----- Exercise material -----

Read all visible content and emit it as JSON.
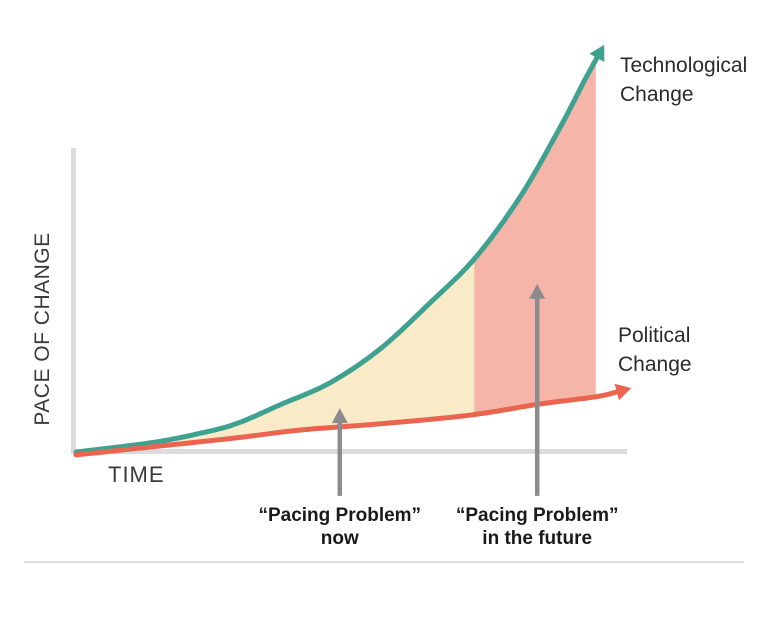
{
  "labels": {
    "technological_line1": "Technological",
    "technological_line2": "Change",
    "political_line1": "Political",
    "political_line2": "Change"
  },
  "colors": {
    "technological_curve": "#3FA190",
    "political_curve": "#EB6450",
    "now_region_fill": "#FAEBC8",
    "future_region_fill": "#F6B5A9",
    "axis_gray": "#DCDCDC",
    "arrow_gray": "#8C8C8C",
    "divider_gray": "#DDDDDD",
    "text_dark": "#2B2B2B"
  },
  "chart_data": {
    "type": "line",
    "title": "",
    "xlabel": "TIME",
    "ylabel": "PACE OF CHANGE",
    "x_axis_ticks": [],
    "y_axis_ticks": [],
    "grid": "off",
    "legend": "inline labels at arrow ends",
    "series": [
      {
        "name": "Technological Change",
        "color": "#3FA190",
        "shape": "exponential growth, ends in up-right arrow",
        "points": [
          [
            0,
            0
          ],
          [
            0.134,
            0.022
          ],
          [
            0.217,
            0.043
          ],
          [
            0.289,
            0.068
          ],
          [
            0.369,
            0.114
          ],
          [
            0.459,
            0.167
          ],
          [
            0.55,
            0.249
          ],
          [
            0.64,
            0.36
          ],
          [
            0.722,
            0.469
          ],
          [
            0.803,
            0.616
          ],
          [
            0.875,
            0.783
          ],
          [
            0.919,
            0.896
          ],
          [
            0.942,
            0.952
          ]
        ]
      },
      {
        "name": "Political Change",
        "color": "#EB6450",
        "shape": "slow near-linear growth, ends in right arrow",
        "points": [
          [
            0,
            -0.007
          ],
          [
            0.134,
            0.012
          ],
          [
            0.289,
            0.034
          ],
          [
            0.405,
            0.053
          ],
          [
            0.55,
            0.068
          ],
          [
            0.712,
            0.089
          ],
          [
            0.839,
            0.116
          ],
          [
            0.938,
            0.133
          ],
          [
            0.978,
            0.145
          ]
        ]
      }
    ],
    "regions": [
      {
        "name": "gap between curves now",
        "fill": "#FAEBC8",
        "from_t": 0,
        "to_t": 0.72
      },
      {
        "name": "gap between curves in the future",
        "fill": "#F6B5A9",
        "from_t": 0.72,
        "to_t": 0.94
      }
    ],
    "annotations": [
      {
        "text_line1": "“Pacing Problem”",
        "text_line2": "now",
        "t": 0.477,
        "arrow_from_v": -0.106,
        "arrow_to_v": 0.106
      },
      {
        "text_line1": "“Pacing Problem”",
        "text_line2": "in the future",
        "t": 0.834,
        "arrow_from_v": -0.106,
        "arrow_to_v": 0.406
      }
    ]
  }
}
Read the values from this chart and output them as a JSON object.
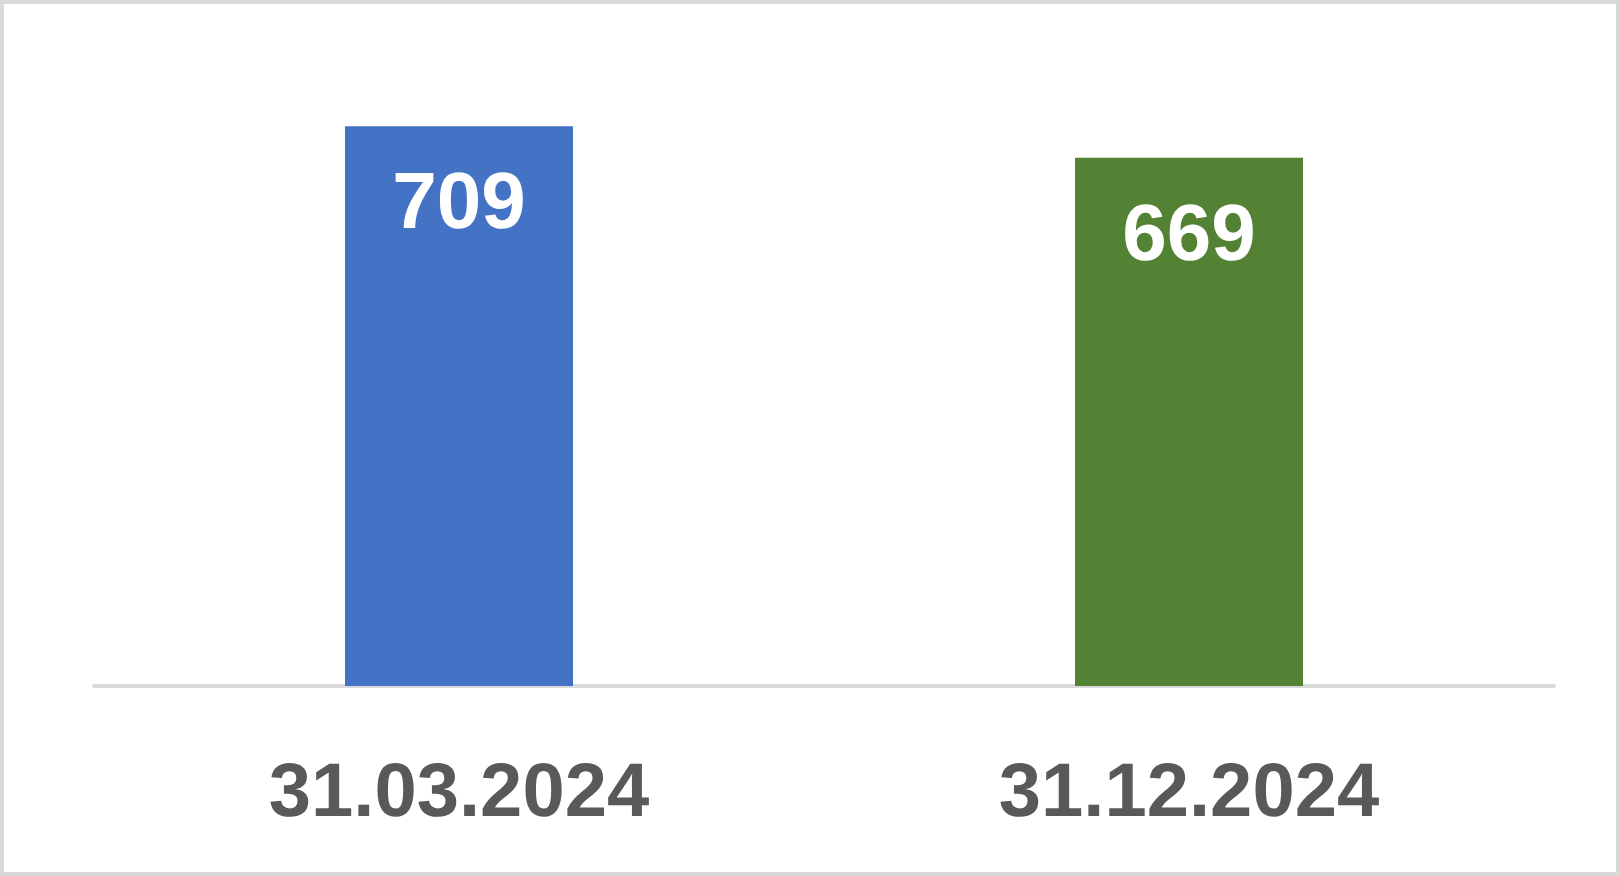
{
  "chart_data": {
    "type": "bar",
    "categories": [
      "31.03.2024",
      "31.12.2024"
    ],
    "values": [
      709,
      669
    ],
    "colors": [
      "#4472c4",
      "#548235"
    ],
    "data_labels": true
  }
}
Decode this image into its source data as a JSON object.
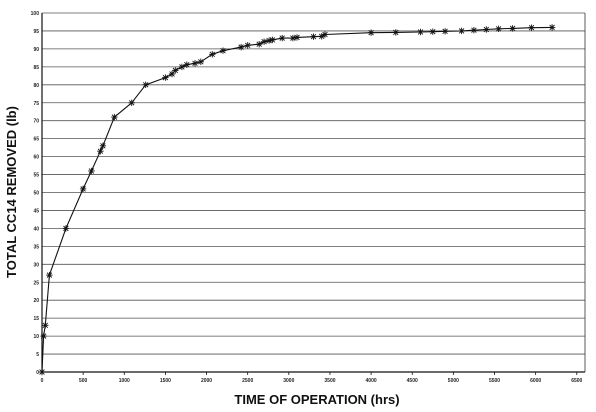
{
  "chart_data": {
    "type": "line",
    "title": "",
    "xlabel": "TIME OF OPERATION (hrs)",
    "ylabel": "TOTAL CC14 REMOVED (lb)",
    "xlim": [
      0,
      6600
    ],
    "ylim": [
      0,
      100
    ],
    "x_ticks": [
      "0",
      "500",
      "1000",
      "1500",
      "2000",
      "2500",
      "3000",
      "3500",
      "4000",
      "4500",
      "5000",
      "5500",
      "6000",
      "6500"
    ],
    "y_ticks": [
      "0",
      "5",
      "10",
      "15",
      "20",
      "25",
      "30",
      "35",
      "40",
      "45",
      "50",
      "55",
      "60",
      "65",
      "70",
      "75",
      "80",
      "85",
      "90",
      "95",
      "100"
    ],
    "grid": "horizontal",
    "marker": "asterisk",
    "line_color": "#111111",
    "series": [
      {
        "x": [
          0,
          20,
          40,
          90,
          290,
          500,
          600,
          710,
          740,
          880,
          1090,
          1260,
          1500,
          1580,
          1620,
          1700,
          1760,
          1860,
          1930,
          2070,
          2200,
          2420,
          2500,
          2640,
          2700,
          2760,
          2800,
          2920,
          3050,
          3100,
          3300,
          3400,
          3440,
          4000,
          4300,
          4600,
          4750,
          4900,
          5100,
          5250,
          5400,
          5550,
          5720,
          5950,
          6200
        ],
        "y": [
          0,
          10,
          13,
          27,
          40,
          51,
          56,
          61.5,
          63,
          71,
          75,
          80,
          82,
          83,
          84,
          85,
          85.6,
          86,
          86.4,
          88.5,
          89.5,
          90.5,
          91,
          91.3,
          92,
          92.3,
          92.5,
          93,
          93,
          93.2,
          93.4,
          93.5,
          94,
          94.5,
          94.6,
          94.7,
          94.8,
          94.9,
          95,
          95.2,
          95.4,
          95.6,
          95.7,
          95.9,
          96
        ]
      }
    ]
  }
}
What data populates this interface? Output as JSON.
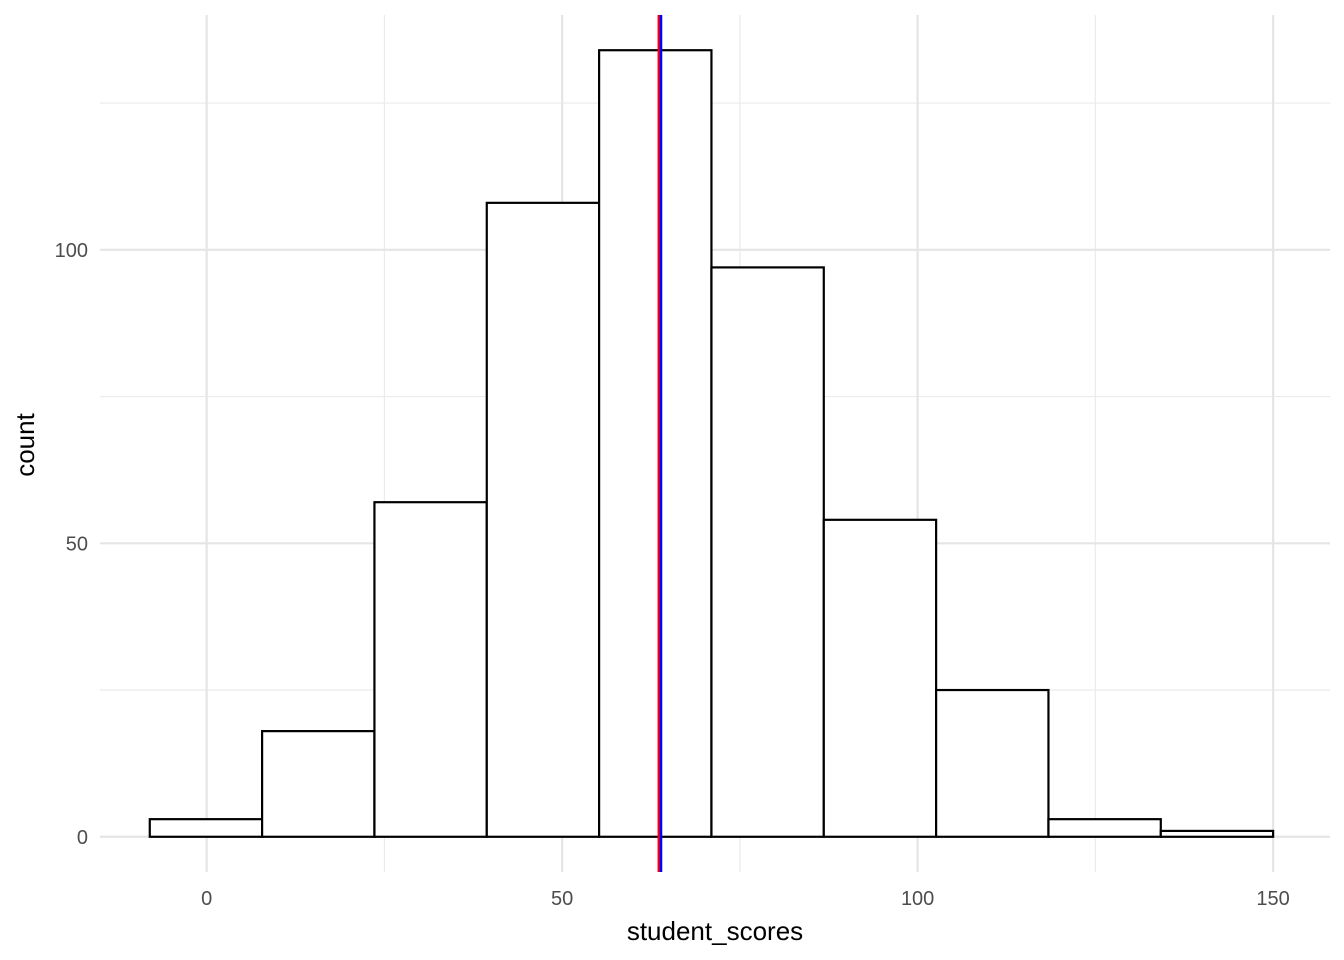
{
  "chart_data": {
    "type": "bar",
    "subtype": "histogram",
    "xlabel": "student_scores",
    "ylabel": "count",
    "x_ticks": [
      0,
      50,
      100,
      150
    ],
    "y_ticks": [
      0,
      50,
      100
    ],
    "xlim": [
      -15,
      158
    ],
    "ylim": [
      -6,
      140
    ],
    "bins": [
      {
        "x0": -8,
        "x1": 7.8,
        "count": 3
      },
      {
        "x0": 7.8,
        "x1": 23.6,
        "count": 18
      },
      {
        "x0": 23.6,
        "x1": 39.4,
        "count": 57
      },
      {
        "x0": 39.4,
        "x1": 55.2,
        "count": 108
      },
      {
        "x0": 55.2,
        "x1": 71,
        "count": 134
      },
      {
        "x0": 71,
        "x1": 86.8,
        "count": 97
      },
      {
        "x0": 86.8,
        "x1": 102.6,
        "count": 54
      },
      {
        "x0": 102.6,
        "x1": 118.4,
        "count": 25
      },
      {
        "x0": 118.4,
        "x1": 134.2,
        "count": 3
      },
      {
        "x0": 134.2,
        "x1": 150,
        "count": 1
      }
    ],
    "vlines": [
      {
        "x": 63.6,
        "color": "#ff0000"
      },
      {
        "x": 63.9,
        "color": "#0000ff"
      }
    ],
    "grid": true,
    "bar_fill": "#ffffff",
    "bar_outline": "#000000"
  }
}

-----

Work to do ->
Restate the data above word for word. Skip every picture.

Result below ->
Read all visible content and emit it as JSON.
{
  "labels": {
    "technological_line1": "Technological",
    "technological_line2": "Change",
    "political_line1": "Political",
    "political_line2": "Change"
  },
  "colors": {
    "technological_curve": "#3FA190",
    "political_curve": "#EB6450",
    "now_region_fill": "#FAEBC8",
    "future_region_fill": "#F6B5A9",
    "axis_gray": "#DCDCDC",
    "arrow_gray": "#8C8C8C",
    "divider_gray": "#DDDDDD",
    "text_dark": "#2B2B2B"
  },
  "chart_data": {
    "type": "line",
    "title": "",
    "xlabel": "TIME",
    "ylabel": "PACE OF CHANGE",
    "x_axis_ticks": [],
    "y_axis_ticks": [],
    "grid": "off",
    "legend": "inline labels at arrow ends",
    "series": [
      {
        "name": "Technological Change",
        "color": "#3FA190",
        "shape": "exponential growth, ends in up-right arrow",
        "points": [
          [
            0,
            0
          ],
          [
            0.134,
            0.022
          ],
          [
            0.217,
            0.043
          ],
          [
            0.289,
            0.068
          ],
          [
            0.369,
            0.114
          ],
          [
            0.459,
            0.167
          ],
          [
            0.55,
            0.249
          ],
          [
            0.64,
            0.36
          ],
          [
            0.722,
            0.469
          ],
          [
            0.803,
            0.616
          ],
          [
            0.875,
            0.783
          ],
          [
            0.919,
            0.896
          ],
          [
            0.942,
            0.952
          ]
        ]
      },
      {
        "name": "Political Change",
        "color": "#EB6450",
        "shape": "slow near-linear growth, ends in right arrow",
        "points": [
          [
            0,
            -0.007
          ],
          [
            0.134,
            0.012
          ],
          [
            0.289,
            0.034
          ],
          [
            0.405,
            0.053
          ],
          [
            0.55,
            0.068
          ],
          [
            0.712,
            0.089
          ],
          [
            0.839,
            0.116
          ],
          [
            0.938,
            0.133
          ],
          [
            0.978,
            0.145
          ]
        ]
      }
    ],
    "regions": [
      {
        "name": "gap between curves now",
        "fill": "#FAEBC8",
        "from_t": 0,
        "to_t": 0.72
      },
      {
        "name": "gap between curves in the future",
        "fill": "#F6B5A9",
        "from_t": 0.72,
        "to_t": 0.94
      }
    ],
    "annotations": [
      {
        "text_line1": "“Pacing Problem”",
        "text_line2": "now",
        "t": 0.477,
        "arrow_from_v": -0.106,
        "arrow_to_v": 0.106
      },
      {
        "text_line1": "“Pacing Problem”",
        "text_line2": "in the future",
        "t": 0.834,
        "arrow_from_v": -0.106,
        "arrow_to_v": 0.406
      }
    ]
  }
}
Read the values from this chart and output them as a JSON object.
{
  "chart_data": {
    "type": "bar",
    "categories": [
      "31.03.2024",
      "31.12.2024"
    ],
    "values": [
      709,
      669
    ],
    "colors": [
      "#4472c4",
      "#548235"
    ],
    "data_labels": true
  }
}
Decode this image into its source data as a JSON object.
{
  "chart_data": {
    "type": "line",
    "title": "",
    "xlabel": "TIME OF OPERATION (hrs)",
    "ylabel": "TOTAL CC14 REMOVED (lb)",
    "xlim": [
      0,
      6600
    ],
    "ylim": [
      0,
      100
    ],
    "x_ticks": [
      "0",
      "500",
      "1000",
      "1500",
      "2000",
      "2500",
      "3000",
      "3500",
      "4000",
      "4500",
      "5000",
      "5500",
      "6000",
      "6500"
    ],
    "y_ticks": [
      "0",
      "5",
      "10",
      "15",
      "20",
      "25",
      "30",
      "35",
      "40",
      "45",
      "50",
      "55",
      "60",
      "65",
      "70",
      "75",
      "80",
      "85",
      "90",
      "95",
      "100"
    ],
    "grid": "horizontal",
    "marker": "asterisk",
    "line_color": "#111111",
    "series": [
      {
        "x": [
          0,
          20,
          40,
          90,
          290,
          500,
          600,
          710,
          740,
          880,
          1090,
          1260,
          1500,
          1580,
          1620,
          1700,
          1760,
          1860,
          1930,
          2070,
          2200,
          2420,
          2500,
          2640,
          2700,
          2760,
          2800,
          2920,
          3050,
          3100,
          3300,
          3400,
          3440,
          4000,
          4300,
          4600,
          4750,
          4900,
          5100,
          5250,
          5400,
          5550,
          5720,
          5950,
          6200
        ],
        "y": [
          0,
          10,
          13,
          27,
          40,
          51,
          56,
          61.5,
          63,
          71,
          75,
          80,
          82,
          83,
          84,
          85,
          85.6,
          86,
          86.4,
          88.5,
          89.5,
          90.5,
          91,
          91.3,
          92,
          92.3,
          92.5,
          93,
          93,
          93.2,
          93.4,
          93.5,
          94,
          94.5,
          94.6,
          94.7,
          94.8,
          94.9,
          95,
          95.2,
          95.4,
          95.6,
          95.7,
          95.9,
          96
        ]
      }
    ]
  }
}
What data populates this interface? Output as JSON.
{
  "chart_data": {
    "type": "bar",
    "subtype": "histogram",
    "xlabel": "student_scores",
    "ylabel": "count",
    "x_ticks": [
      0,
      50,
      100,
      150
    ],
    "y_ticks": [
      0,
      50,
      100
    ],
    "xlim": [
      -15,
      158
    ],
    "ylim": [
      -6,
      140
    ],
    "bins": [
      {
        "x0": -8,
        "x1": 7.8,
        "count": 3
      },
      {
        "x0": 7.8,
        "x1": 23.6,
        "count": 18
      },
      {
        "x0": 23.6,
        "x1": 39.4,
        "count": 57
      },
      {
        "x0": 39.4,
        "x1": 55.2,
        "count": 108
      },
      {
        "x0": 55.2,
        "x1": 71,
        "count": 134
      },
      {
        "x0": 71,
        "x1": 86.8,
        "count": 97
      },
      {
        "x0": 86.8,
        "x1": 102.6,
        "count": 54
      },
      {
        "x0": 102.6,
        "x1": 118.4,
        "count": 25
      },
      {
        "x0": 118.4,
        "x1": 134.2,
        "count": 3
      },
      {
        "x0": 134.2,
        "x1": 150,
        "count": 1
      }
    ],
    "vlines": [
      {
        "x": 63.6,
        "color": "#ff0000"
      },
      {
        "x": 63.9,
        "color": "#0000ff"
      }
    ],
    "grid": true,
    "bar_fill": "#ffffff",
    "bar_outline": "#000000"
  }
}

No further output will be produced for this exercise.